* START Input for this task *

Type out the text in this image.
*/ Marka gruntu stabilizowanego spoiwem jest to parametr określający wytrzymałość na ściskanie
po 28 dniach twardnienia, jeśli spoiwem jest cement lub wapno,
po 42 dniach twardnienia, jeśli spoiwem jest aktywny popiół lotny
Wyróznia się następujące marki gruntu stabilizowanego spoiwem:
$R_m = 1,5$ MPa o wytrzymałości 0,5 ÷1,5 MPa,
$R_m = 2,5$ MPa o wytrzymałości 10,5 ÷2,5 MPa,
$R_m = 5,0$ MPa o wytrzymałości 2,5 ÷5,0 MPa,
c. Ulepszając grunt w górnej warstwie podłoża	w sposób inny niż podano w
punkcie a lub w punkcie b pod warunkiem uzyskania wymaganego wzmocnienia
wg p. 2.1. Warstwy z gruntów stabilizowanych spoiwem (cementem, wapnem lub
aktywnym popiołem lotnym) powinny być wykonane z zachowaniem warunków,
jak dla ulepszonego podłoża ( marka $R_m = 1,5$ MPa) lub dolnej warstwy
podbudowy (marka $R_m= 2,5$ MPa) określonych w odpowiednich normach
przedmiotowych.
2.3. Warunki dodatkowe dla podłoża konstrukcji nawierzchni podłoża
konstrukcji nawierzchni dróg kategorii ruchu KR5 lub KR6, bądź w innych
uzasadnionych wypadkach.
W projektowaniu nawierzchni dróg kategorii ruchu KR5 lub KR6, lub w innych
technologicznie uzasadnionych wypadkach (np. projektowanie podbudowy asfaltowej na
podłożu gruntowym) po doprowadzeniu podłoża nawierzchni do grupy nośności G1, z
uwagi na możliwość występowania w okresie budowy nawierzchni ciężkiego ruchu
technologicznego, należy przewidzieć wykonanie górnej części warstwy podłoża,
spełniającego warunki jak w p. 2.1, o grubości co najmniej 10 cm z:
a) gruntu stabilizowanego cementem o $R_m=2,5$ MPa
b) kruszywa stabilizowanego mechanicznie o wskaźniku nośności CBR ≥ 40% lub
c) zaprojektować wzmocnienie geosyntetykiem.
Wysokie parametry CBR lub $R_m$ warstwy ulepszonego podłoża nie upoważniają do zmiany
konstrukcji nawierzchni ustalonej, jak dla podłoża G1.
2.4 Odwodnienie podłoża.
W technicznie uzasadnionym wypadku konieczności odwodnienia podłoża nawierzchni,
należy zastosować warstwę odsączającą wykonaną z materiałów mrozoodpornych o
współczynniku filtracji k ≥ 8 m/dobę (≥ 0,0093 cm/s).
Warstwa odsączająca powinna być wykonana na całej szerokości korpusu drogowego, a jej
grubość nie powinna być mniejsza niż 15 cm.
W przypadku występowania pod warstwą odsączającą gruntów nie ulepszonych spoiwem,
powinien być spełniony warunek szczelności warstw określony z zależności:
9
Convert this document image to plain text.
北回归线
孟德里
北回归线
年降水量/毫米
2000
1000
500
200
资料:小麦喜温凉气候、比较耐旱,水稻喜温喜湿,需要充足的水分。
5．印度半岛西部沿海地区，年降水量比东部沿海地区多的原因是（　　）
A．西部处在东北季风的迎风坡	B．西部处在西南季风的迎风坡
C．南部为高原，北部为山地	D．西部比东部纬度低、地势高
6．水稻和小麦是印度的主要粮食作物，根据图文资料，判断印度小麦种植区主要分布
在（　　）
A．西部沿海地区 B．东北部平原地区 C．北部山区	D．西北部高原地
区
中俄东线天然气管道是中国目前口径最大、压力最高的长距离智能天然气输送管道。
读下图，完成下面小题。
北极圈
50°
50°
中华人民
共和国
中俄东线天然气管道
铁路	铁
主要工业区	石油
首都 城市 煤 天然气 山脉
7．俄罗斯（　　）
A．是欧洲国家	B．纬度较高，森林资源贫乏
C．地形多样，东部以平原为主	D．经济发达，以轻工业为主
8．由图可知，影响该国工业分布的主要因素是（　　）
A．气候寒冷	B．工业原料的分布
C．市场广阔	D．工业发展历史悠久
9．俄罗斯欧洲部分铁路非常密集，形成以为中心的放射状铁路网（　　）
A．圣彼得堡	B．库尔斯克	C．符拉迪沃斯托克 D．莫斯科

* END Input for this task *

Problem requirements => The word "jeśli" may turn up on some lines of these records; say how many, with no other words.

Reply to the task => 2